## DATA ROWS
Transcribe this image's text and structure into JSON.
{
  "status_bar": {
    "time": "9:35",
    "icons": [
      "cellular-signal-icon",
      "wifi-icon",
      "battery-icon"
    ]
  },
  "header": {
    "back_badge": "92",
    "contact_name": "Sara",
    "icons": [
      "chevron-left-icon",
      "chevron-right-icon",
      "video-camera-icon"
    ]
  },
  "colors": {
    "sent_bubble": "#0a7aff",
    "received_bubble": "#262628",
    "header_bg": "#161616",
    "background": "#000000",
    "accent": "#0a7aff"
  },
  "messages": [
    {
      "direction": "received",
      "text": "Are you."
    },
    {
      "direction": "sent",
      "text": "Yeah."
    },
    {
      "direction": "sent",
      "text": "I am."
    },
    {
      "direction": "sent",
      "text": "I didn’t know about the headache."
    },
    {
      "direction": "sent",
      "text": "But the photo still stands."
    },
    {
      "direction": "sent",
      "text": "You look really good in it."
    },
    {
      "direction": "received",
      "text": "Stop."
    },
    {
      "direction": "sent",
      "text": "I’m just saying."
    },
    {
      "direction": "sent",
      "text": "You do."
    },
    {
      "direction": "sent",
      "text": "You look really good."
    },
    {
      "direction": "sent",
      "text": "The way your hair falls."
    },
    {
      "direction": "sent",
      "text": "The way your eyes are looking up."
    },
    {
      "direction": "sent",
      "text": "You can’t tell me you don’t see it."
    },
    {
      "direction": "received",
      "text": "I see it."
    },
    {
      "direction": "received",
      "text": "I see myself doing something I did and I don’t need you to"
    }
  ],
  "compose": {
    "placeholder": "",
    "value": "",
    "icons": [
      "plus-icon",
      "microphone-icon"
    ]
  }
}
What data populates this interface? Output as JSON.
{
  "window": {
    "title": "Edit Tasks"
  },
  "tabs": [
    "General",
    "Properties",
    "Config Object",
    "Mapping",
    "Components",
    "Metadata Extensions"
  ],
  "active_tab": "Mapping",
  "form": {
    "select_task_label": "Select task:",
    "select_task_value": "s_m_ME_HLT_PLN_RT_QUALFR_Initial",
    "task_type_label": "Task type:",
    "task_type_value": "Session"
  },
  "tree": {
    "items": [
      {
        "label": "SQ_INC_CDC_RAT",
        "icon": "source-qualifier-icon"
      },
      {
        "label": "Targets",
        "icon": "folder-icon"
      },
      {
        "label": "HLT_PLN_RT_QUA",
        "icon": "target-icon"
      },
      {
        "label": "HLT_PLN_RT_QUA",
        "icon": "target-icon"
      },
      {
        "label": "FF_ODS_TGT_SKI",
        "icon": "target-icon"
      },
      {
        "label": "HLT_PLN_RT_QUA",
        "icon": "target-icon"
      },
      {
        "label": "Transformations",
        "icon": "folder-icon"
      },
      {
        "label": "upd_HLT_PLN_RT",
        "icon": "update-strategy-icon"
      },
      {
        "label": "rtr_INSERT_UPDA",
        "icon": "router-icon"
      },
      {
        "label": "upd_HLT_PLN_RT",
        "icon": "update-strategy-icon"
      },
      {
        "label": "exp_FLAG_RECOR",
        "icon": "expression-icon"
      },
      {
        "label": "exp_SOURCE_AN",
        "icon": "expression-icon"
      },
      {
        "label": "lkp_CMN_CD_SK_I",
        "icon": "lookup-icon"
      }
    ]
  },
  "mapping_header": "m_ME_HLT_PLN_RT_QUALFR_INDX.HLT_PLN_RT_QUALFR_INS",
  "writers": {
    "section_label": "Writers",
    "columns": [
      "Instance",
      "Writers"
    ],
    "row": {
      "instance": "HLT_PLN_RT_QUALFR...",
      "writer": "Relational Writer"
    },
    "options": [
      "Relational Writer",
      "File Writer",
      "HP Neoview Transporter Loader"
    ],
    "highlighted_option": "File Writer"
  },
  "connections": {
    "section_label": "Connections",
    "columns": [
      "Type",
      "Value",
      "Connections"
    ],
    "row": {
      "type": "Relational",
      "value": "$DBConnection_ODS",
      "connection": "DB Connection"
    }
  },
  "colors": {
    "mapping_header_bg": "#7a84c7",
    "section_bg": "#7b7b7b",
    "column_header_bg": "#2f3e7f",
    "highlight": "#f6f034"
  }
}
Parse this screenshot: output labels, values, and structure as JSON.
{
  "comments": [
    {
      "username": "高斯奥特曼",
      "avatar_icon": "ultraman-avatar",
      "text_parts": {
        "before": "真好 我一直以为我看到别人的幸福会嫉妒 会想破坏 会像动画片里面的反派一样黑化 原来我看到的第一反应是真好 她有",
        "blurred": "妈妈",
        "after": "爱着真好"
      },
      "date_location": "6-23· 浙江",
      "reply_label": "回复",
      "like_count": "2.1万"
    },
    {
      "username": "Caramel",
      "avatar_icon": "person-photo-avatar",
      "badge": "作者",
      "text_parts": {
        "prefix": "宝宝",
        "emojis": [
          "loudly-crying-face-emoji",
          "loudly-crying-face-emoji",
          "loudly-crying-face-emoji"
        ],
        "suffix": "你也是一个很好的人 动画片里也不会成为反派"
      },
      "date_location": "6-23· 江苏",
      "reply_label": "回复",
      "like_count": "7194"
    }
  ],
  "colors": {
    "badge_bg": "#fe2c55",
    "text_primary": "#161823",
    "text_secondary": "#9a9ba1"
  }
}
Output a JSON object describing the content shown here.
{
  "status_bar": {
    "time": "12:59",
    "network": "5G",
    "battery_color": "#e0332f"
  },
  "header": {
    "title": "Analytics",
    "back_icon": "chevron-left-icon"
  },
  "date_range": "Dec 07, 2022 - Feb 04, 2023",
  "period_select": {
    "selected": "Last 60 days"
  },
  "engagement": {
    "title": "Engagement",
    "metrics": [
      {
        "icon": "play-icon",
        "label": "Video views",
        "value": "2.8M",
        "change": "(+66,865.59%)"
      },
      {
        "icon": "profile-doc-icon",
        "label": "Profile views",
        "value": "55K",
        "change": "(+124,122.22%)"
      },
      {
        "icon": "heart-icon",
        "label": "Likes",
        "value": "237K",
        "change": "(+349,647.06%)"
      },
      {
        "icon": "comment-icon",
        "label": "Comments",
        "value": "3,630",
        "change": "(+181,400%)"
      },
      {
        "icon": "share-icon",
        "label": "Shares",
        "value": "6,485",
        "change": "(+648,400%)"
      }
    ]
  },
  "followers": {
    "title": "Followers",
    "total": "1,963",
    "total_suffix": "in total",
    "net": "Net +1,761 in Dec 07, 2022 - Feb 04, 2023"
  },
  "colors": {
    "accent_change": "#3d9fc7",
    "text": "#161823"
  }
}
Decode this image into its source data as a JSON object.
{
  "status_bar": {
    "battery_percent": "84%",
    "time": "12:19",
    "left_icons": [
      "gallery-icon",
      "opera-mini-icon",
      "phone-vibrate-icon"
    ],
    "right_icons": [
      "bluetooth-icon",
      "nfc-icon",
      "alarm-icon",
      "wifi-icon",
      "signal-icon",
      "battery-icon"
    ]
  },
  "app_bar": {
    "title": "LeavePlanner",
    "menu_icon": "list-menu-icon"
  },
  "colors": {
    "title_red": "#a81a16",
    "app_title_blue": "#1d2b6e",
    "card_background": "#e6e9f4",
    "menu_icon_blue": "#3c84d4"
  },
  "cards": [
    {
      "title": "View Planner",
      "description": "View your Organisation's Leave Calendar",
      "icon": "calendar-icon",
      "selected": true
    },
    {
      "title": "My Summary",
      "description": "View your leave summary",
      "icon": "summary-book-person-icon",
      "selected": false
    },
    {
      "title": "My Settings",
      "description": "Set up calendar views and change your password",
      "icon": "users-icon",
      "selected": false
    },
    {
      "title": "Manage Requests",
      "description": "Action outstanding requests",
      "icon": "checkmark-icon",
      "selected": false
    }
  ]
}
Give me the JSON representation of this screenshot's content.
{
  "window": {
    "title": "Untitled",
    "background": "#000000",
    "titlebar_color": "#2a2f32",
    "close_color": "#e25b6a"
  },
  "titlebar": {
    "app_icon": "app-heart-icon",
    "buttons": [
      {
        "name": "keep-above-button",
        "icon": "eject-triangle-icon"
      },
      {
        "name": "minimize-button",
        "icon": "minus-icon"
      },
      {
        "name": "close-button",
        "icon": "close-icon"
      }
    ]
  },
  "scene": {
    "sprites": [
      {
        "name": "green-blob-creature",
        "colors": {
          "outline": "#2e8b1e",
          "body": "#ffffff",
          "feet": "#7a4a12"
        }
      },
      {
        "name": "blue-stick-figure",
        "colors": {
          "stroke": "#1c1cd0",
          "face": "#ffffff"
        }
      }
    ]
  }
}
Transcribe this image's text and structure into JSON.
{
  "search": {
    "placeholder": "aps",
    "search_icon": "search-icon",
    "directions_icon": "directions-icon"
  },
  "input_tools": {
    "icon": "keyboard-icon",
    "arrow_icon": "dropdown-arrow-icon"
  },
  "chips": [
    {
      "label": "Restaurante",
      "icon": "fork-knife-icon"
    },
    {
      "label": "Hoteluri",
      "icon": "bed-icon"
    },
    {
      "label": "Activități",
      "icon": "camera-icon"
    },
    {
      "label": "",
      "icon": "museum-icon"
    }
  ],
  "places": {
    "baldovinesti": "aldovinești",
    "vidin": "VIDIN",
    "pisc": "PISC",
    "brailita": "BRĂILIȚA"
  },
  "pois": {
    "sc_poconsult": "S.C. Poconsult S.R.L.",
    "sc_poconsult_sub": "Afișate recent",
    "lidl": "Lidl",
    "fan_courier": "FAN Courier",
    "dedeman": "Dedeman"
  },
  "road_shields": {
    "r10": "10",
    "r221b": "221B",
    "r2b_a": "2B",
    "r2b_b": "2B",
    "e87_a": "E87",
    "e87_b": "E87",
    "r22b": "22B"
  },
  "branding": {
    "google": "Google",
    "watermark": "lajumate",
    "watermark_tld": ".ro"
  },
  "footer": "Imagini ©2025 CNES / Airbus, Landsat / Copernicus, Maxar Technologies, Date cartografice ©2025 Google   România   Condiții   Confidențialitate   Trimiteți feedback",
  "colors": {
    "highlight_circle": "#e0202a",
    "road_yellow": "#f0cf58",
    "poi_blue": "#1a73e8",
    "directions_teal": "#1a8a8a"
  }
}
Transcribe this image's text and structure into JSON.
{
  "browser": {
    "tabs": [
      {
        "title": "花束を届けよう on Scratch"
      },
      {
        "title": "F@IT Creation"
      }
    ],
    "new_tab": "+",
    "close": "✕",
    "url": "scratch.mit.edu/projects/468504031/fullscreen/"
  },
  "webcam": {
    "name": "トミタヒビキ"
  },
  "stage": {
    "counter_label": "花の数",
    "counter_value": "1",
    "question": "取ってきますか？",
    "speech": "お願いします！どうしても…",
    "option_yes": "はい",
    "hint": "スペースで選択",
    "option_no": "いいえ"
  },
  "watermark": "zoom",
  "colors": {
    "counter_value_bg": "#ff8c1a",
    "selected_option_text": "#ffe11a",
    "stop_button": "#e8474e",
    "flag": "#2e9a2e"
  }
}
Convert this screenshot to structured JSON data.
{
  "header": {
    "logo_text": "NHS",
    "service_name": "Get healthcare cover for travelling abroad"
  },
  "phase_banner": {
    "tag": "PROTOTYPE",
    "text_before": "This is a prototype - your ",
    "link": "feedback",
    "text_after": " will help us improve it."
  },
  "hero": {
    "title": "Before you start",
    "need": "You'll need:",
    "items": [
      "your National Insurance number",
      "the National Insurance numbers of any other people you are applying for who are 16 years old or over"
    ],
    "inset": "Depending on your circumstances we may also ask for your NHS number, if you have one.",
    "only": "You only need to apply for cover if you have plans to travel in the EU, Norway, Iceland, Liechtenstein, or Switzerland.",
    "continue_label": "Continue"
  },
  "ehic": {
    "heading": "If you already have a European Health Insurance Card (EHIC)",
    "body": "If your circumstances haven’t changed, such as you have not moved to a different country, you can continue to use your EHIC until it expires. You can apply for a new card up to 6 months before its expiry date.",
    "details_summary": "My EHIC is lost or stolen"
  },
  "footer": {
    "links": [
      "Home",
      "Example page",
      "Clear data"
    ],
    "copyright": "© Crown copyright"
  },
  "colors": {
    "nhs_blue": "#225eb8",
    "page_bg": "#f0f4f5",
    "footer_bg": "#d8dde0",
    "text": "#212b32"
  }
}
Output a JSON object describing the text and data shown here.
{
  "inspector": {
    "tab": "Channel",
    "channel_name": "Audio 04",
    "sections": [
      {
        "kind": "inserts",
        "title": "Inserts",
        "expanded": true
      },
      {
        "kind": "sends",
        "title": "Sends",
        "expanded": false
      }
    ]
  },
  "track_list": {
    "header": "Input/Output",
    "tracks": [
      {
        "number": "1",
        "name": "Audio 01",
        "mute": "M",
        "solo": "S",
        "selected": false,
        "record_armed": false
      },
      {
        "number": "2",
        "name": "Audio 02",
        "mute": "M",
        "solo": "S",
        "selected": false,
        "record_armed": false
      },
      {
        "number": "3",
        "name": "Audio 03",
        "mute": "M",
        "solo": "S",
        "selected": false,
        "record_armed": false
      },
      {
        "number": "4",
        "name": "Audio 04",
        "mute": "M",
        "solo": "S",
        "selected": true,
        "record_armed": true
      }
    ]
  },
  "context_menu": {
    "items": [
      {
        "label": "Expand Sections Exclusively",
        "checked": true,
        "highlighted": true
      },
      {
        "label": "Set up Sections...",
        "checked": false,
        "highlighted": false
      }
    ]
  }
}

## WRITTEN INSTRUCTION
Copy out every line that includes the word "Relational".

## EXERCISE SOLUTION
      "writer": "Relational Writer"
      "Relational Writer",
      "type": "Relational",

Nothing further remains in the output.